-------- The input

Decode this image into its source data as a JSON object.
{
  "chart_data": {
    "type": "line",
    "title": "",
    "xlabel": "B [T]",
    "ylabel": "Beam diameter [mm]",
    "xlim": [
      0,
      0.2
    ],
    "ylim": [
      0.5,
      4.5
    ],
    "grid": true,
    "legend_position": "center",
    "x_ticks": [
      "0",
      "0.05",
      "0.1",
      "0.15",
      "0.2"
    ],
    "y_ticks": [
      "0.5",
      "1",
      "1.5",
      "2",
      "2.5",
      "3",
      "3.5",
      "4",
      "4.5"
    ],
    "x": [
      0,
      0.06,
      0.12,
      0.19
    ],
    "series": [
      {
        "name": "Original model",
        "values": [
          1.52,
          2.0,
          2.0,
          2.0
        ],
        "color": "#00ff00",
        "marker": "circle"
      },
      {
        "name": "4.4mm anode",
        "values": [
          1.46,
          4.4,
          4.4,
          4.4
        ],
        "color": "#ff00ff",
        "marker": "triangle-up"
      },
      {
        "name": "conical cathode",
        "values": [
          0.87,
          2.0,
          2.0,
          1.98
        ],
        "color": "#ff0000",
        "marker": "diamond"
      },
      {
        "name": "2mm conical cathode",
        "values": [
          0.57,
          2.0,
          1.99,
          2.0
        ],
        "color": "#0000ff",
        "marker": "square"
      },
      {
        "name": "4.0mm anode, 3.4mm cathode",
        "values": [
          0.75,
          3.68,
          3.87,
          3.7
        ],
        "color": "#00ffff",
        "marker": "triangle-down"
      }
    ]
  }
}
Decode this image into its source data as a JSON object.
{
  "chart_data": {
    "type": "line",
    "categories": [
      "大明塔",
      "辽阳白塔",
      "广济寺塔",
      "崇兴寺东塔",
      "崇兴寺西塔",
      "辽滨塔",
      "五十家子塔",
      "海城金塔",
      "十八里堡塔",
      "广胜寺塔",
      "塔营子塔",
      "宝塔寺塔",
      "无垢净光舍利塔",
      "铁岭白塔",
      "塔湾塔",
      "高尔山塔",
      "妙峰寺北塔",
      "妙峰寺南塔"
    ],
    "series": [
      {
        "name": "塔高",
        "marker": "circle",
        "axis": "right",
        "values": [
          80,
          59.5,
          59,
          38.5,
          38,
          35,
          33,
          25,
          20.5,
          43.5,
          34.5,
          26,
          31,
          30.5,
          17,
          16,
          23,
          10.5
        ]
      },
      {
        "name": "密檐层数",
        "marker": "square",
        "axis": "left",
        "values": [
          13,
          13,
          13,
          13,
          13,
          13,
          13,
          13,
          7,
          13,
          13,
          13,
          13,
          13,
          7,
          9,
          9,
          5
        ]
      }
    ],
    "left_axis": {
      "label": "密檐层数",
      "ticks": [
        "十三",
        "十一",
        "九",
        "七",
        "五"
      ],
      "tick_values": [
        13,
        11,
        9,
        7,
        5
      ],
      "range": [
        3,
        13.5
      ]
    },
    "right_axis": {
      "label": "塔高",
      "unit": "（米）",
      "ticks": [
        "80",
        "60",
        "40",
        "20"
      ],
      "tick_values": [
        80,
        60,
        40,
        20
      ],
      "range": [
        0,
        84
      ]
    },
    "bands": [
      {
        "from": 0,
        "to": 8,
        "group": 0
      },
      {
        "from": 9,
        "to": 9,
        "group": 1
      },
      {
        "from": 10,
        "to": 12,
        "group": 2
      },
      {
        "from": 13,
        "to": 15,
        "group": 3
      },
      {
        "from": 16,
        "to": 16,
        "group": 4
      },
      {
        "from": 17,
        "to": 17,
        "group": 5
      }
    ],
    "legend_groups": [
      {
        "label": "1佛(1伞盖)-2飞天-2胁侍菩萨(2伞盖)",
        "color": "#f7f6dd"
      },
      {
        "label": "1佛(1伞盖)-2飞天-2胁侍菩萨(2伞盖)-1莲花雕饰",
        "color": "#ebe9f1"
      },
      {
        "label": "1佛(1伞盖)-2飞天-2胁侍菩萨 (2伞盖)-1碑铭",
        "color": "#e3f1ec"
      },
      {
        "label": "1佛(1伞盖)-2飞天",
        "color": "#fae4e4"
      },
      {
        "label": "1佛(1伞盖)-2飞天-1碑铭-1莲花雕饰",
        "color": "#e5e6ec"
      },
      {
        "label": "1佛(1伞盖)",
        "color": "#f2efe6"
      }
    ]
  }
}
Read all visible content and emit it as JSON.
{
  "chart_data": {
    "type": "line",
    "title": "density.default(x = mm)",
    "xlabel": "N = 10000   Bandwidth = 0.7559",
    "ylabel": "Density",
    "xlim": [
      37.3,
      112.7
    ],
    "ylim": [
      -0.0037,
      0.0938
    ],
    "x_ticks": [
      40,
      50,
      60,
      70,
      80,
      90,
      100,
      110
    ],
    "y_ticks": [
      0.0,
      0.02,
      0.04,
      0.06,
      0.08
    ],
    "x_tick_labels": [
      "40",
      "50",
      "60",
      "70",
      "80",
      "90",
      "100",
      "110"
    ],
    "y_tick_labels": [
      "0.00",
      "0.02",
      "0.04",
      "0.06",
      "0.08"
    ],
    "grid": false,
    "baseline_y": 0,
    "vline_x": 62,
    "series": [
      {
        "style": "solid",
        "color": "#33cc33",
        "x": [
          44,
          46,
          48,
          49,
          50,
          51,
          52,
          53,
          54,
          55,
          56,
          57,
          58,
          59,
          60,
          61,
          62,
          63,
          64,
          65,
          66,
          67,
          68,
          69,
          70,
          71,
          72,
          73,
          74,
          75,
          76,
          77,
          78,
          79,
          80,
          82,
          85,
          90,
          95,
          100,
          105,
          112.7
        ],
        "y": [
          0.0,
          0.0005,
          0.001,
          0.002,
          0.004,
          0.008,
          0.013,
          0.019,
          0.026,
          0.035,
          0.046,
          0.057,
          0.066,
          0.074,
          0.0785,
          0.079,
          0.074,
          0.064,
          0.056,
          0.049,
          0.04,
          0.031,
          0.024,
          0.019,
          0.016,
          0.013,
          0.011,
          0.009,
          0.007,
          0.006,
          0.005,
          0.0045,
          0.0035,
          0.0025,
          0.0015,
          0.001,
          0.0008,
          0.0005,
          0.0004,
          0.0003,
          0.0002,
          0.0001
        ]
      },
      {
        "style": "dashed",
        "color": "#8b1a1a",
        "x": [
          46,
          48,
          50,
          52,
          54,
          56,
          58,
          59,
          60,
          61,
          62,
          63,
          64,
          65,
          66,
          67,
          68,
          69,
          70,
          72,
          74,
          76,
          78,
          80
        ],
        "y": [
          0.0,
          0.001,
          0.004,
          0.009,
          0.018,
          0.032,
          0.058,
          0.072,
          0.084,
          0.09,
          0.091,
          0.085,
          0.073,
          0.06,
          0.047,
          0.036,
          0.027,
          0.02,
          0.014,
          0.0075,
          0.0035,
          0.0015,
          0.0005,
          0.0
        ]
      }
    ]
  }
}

----------------

Task prompt:
Your task is to quote the listing above word for word.

Result of this task:
Decode this image into its source data as a JSON object.
{
  "chart_data": {
    "type": "line",
    "title": "",
    "xlabel": "B [T]",
    "ylabel": "Beam diameter [mm]",
    "xlim": [
      0,
      0.2
    ],
    "ylim": [
      0.5,
      4.5
    ],
    "grid": true,
    "legend_position": "center",
    "x_ticks": [
      "0",
      "0.05",
      "0.1",
      "0.15",
      "0.2"
    ],
    "y_ticks": [
      "0.5",
      "1",
      "1.5",
      "2",
      "2.5",
      "3",
      "3.5",
      "4",
      "4.5"
    ],
    "x": [
      0,
      0.06,
      0.12,
      0.19
    ],
    "series": [
      {
        "name": "Original model",
        "values": [
          1.52,
          2.0,
          2.0,
          2.0
        ],
        "color": "#00ff00",
        "marker": "circle"
      },
      {
        "name": "4.4mm anode",
        "values": [
          1.46,
          4.4,
          4.4,
          4.4
        ],
        "color": "#ff00ff",
        "marker": "triangle-up"
      },
      {
        "name": "conical cathode",
        "values": [
          0.87,
          2.0,
          2.0,
          1.98
        ],
        "color": "#ff0000",
        "marker": "diamond"
      },
      {
        "name": "2mm conical cathode",
        "values": [
          0.57,
          2.0,
          1.99,
          2.0
        ],
        "color": "#0000ff",
        "marker": "square"
      },
      {
        "name": "4.0mm anode, 3.4mm cathode",
        "values": [
          0.75,
          3.68,
          3.87,
          3.7
        ],
        "color": "#00ffff",
        "marker": "triangle-down"
      }
    ]
  }
}
Decode this image into its source data as a JSON object.
{
  "chart_data": {
    "type": "line",
    "categories": [
      "大明塔",
      "辽阳白塔",
      "广济寺塔",
      "崇兴寺东塔",
      "崇兴寺西塔",
      "辽滨塔",
      "五十家子塔",
      "海城金塔",
      "十八里堡塔",
      "广胜寺塔",
      "塔营子塔",
      "宝塔寺塔",
      "无垢净光舍利塔",
      "铁岭白塔",
      "塔湾塔",
      "高尔山塔",
      "妙峰寺北塔",
      "妙峰寺南塔"
    ],
    "series": [
      {
        "name": "塔高",
        "marker": "circle",
        "axis": "right",
        "values": [
          80,
          59.5,
          59,
          38.5,
          38,
          35,
          33,
          25,
          20.5,
          43.5,
          34.5,
          26,
          31,
          30.5,
          17,
          16,
          23,
          10.5
        ]
      },
      {
        "name": "密檐层数",
        "marker": "square",
        "axis": "left",
        "values": [
          13,
          13,
          13,
          13,
          13,
          13,
          13,
          13,
          7,
          13,
          13,
          13,
          13,
          13,
          7,
          9,
          9,
          5
        ]
      }
    ],
    "left_axis": {
      "label": "密檐层数",
      "ticks": [
        "十三",
        "十一",
        "九",
        "七",
        "五"
      ],
      "tick_values": [
        13,
        11,
        9,
        7,
        5
      ],
      "range": [
        3,
        13.5
      ]
    },
    "right_axis": {
      "label": "塔高",
      "unit": "（米）",
      "ticks": [
        "80",
        "60",
        "40",
        "20"
      ],
      "tick_values": [
        80,
        60,
        40,
        20
      ],
      "range": [
        0,
        84
      ]
    },
    "bands": [
      {
        "from": 0,
        "to": 8,
        "group": 0
      },
      {
        "from": 9,
        "to": 9,
        "group": 1
      },
      {
        "from": 10,
        "to": 12,
        "group": 2
      },
      {
        "from": 13,
        "to": 15,
        "group": 3
      },
      {
        "from": 16,
        "to": 16,
        "group": 4
      },
      {
        "from": 17,
        "to": 17,
        "group": 5
      }
    ],
    "legend_groups": [
      {
        "label": "1佛(1伞盖)-2飞天-2胁侍菩萨(2伞盖)",
        "color": "#f7f6dd"
      },
      {
        "label": "1佛(1伞盖)-2飞天-2胁侍菩萨(2伞盖)-1莲花雕饰",
        "color": "#ebe9f1"
      },
      {
        "label": "1佛(1伞盖)-2飞天-2胁侍菩萨 (2伞盖)-1碑铭",
        "color": "#e3f1ec"
      },
      {
        "label": "1佛(1伞盖)-2飞天",
        "color": "#fae4e4"
      },
      {
        "label": "1佛(1伞盖)-2飞天-1碑铭-1莲花雕饰",
        "color": "#e5e6ec"
      },
      {
        "label": "1佛(1伞盖)",
        "color": "#f2efe6"
      }
    ]
  }
}
Read all visible content and emit it as JSON.
{
  "chart_data": {
    "type": "line",
    "title": "density.default(x = mm)",
    "xlabel": "N = 10000   Bandwidth = 0.7559",
    "ylabel": "Density",
    "xlim": [
      37.3,
      112.7
    ],
    "ylim": [
      -0.0037,
      0.0938
    ],
    "x_ticks": [
      40,
      50,
      60,
      70,
      80,
      90,
      100,
      110
    ],
    "y_ticks": [
      0.0,
      0.02,
      0.04,
      0.06,
      0.08
    ],
    "x_tick_labels": [
      "40",
      "50",
      "60",
      "70",
      "80",
      "90",
      "100",
      "110"
    ],
    "y_tick_labels": [
      "0.00",
      "0.02",
      "0.04",
      "0.06",
      "0.08"
    ],
    "grid": false,
    "baseline_y": 0,
    "vline_x": 62,
    "series": [
      {
        "style": "solid",
        "color": "#33cc33",
        "x": [
          44,
          46,
          48,
          49,
          50,
          51,
          52,
          53,
          54,
          55,
          56,
          57,
          58,
          59,
          60,
          61,
          62,
          63,
          64,
          65,
          66,
          67,
          68,
          69,
          70,
          71,
          72,
          73,
          74,
          75,
          76,
          77,
          78,
          79,
          80,
          82,
          85,
          90,
          95,
          100,
          105,
          112.7
        ],
        "y": [
          0.0,
          0.0005,
          0.001,
          0.002,
          0.004,
          0.008,
          0.013,
          0.019,
          0.026,
          0.035,
          0.046,
          0.057,
          0.066,
          0.074,
          0.0785,
          0.079,
          0.074,
          0.064,
          0.056,
          0.049,
          0.04,
          0.031,
          0.024,
          0.019,
          0.016,
          0.013,
          0.011,
          0.009,
          0.007,
          0.006,
          0.005,
          0.0045,
          0.0035,
          0.0025,
          0.0015,
          0.001,
          0.0008,
          0.0005,
          0.0004,
          0.0003,
          0.0002,
          0.0001
        ]
      },
      {
        "style": "dashed",
        "color": "#8b1a1a",
        "x": [
          46,
          48,
          50,
          52,
          54,
          56,
          58,
          59,
          60,
          61,
          62,
          63,
          64,
          65,
          66,
          67,
          68,
          69,
          70,
          72,
          74,
          76,
          78,
          80
        ],
        "y": [
          0.0,
          0.001,
          0.004,
          0.009,
          0.018,
          0.032,
          0.058,
          0.072,
          0.084,
          0.09,
          0.091,
          0.085,
          0.073,
          0.06,
          0.047,
          0.036,
          0.027,
          0.02,
          0.014,
          0.0075,
          0.0035,
          0.0015,
          0.0005,
          0.0
        ]
      }
    ]
  }
}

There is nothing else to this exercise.